• _WRITTEN TASK_: Write out every entry, unchanged. Skip any picture.
>> begin RECORDS FOR THIS TASK
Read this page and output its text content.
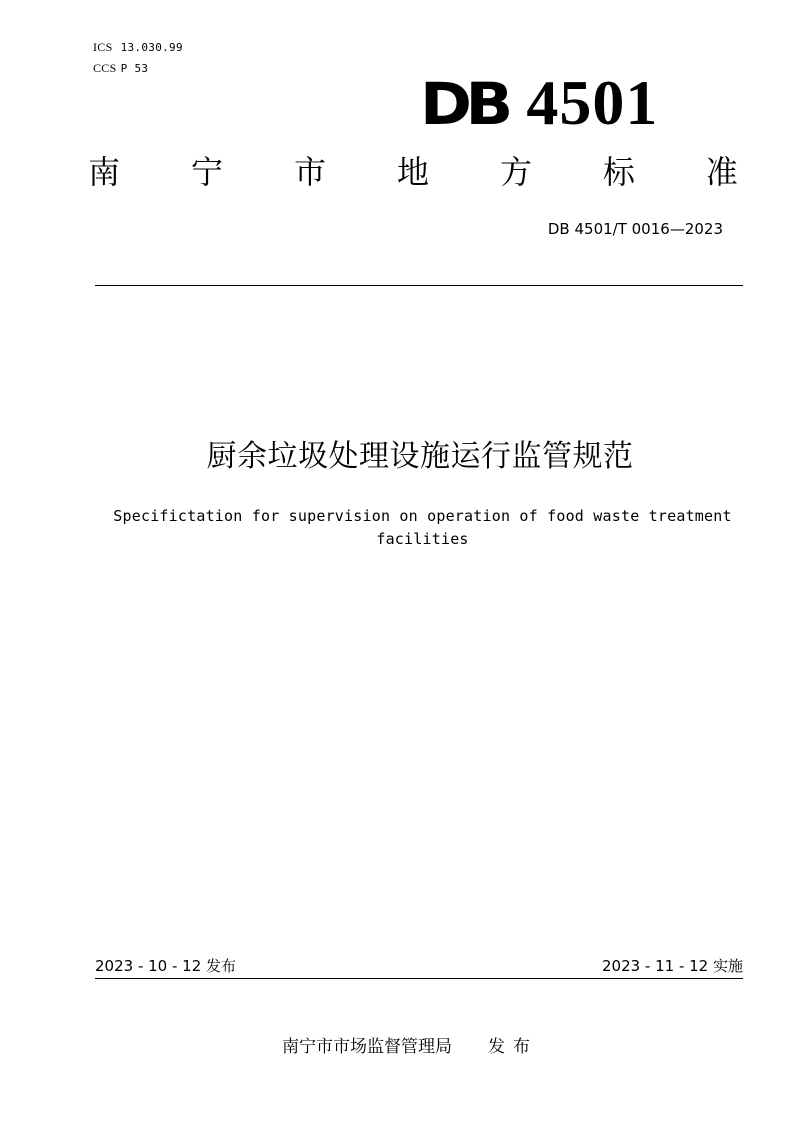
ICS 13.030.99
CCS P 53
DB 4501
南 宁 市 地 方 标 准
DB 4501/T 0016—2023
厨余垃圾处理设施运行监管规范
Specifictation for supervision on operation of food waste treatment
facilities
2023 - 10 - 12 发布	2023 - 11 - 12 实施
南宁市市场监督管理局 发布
>> end RECORDS FOR THIS TASK
• _RESULT OF THIS EXERCISE_:
Read this page and output its text content.
ICS 13.030.99
CCS P 53
DB 4501
南 宁 市 地 方 标 准
DB 4501/T 0016—2023
厨余垃圾处理设施运行监管规范
Specifictation for supervision on operation of food waste treatment
facilities
2023 - 10 - 12 发布	2023 - 11 - 12 实施
南宁市市场监督管理局 发布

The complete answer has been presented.